Figure collection entries
§

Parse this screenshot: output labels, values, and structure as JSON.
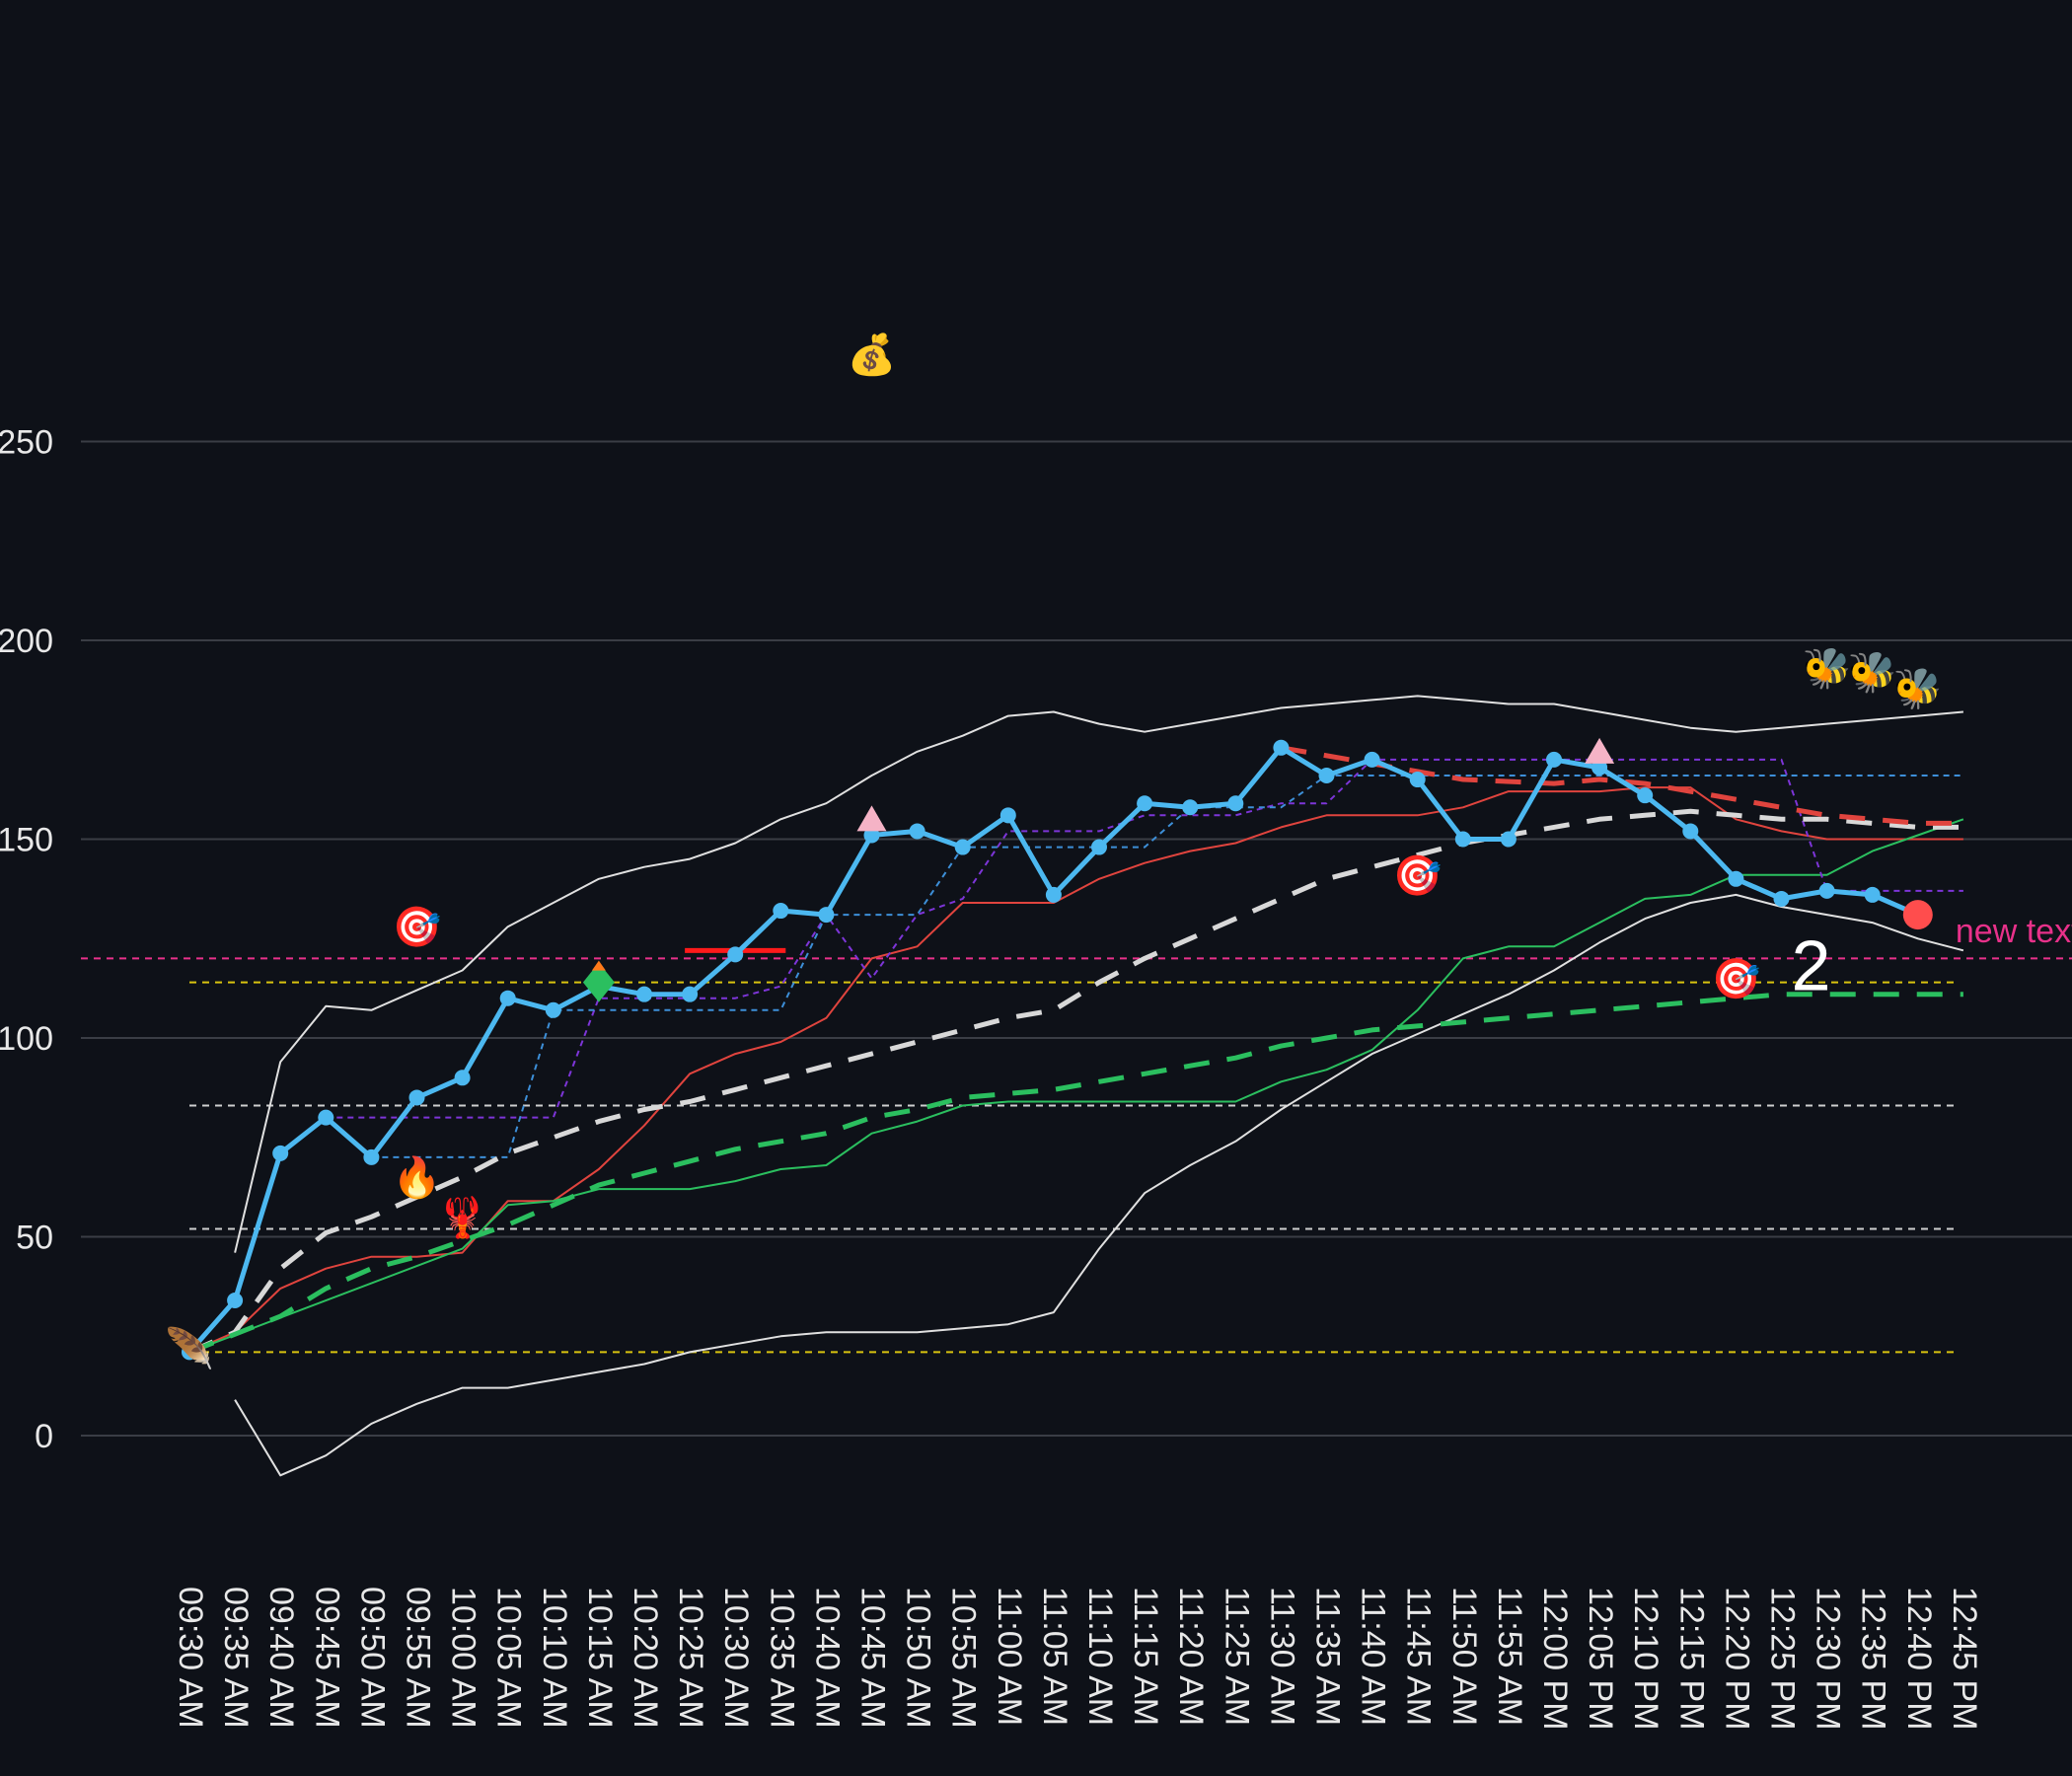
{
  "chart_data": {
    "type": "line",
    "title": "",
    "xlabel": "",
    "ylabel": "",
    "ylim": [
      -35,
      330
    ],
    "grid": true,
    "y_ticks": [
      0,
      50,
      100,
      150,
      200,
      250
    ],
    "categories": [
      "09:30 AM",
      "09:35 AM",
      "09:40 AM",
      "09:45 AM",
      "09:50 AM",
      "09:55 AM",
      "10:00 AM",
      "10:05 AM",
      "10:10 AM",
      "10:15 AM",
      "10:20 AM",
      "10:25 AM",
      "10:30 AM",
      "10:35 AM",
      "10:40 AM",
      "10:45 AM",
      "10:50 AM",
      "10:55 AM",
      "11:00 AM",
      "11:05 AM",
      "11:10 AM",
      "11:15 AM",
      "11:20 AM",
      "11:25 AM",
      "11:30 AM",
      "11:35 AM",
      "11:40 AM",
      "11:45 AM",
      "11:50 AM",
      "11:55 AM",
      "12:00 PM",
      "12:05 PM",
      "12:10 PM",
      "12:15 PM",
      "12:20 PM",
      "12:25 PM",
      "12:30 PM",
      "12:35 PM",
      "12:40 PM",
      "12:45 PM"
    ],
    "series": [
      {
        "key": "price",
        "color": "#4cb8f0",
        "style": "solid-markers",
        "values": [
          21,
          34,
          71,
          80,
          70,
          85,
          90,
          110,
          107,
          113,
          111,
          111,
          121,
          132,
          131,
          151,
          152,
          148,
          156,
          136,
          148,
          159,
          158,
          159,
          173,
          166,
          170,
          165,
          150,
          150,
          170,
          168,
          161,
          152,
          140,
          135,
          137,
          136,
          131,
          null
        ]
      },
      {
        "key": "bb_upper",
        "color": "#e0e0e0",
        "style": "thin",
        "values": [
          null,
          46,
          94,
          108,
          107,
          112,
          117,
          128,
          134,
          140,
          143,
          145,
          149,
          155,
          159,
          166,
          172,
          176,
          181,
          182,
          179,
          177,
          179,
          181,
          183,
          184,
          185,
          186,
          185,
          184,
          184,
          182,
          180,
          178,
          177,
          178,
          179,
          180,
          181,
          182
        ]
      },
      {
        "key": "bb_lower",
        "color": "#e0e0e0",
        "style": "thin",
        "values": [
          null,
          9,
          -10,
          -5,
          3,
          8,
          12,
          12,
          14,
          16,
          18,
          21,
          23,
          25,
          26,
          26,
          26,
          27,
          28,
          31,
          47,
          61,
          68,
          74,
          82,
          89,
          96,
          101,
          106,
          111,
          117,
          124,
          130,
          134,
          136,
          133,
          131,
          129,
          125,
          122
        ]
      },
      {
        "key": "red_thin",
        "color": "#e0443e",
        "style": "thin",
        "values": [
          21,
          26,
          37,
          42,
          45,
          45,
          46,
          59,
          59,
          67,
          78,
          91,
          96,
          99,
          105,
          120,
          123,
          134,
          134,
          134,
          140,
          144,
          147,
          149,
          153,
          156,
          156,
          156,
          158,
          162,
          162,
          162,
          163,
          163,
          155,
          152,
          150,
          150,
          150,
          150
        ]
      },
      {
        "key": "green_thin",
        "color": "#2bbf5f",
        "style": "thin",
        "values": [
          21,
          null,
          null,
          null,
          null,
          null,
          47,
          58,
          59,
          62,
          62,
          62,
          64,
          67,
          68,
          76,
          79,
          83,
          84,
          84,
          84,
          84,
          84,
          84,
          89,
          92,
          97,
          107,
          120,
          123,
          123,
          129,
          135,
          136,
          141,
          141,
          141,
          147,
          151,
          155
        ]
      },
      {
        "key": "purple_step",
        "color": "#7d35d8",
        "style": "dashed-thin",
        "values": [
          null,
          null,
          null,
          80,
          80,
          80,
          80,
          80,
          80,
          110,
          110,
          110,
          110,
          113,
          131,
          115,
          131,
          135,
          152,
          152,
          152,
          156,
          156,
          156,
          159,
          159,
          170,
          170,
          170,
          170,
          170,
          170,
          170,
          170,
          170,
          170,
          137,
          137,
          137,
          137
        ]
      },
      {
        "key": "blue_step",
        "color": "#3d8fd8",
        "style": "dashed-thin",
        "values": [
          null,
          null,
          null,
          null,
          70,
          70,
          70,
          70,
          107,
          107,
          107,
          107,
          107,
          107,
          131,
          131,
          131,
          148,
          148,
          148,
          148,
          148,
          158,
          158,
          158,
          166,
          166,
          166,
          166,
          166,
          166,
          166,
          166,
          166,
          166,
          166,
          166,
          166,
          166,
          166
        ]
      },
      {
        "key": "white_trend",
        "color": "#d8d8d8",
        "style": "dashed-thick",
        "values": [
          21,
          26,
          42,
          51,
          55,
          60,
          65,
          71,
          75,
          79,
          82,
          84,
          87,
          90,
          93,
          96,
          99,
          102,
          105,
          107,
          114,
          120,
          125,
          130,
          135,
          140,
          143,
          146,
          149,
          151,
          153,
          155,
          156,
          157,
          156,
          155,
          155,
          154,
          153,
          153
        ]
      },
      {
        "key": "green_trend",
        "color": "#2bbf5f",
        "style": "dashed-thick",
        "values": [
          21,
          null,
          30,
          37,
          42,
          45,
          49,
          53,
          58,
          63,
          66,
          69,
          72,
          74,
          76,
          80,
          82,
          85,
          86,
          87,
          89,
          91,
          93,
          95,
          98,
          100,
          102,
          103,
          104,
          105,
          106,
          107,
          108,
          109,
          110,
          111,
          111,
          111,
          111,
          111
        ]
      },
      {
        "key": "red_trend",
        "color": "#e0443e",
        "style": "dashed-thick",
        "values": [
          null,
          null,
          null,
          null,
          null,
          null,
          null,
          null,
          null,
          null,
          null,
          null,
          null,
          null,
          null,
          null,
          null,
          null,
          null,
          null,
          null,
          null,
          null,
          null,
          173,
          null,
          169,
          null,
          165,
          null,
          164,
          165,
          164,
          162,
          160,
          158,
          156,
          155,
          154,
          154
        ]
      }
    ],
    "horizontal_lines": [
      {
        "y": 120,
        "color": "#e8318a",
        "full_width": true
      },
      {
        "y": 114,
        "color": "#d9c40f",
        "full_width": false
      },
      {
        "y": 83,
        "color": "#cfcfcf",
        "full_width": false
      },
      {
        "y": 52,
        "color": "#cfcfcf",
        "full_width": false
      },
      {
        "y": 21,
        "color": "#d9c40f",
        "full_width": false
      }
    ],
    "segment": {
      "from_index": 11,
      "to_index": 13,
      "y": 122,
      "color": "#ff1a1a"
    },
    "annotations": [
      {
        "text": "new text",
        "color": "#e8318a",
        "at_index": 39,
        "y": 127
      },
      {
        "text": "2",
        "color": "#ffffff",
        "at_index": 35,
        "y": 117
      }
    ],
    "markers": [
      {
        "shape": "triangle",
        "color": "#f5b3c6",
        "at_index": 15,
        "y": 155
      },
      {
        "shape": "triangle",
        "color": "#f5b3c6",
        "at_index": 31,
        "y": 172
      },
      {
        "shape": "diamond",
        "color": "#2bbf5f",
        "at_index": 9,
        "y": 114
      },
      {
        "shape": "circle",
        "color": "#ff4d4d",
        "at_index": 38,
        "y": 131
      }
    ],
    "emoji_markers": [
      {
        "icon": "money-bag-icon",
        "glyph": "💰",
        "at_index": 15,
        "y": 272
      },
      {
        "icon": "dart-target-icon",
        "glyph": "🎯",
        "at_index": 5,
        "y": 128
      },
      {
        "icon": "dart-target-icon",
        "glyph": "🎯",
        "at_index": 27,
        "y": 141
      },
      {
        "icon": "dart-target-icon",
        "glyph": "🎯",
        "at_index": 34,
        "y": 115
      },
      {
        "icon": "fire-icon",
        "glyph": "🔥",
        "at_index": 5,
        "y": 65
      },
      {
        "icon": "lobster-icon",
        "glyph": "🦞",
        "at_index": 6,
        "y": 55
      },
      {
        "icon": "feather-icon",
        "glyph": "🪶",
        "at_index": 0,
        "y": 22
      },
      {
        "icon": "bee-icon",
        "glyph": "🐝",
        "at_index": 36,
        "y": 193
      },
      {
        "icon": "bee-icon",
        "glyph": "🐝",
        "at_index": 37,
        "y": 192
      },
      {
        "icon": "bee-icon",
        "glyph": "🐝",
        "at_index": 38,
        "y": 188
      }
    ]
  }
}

§

Of the lines in the listing, how many hold the word "shape"? Nothing but the number is needed.

■ **EXERCISE OUTPUT**: 4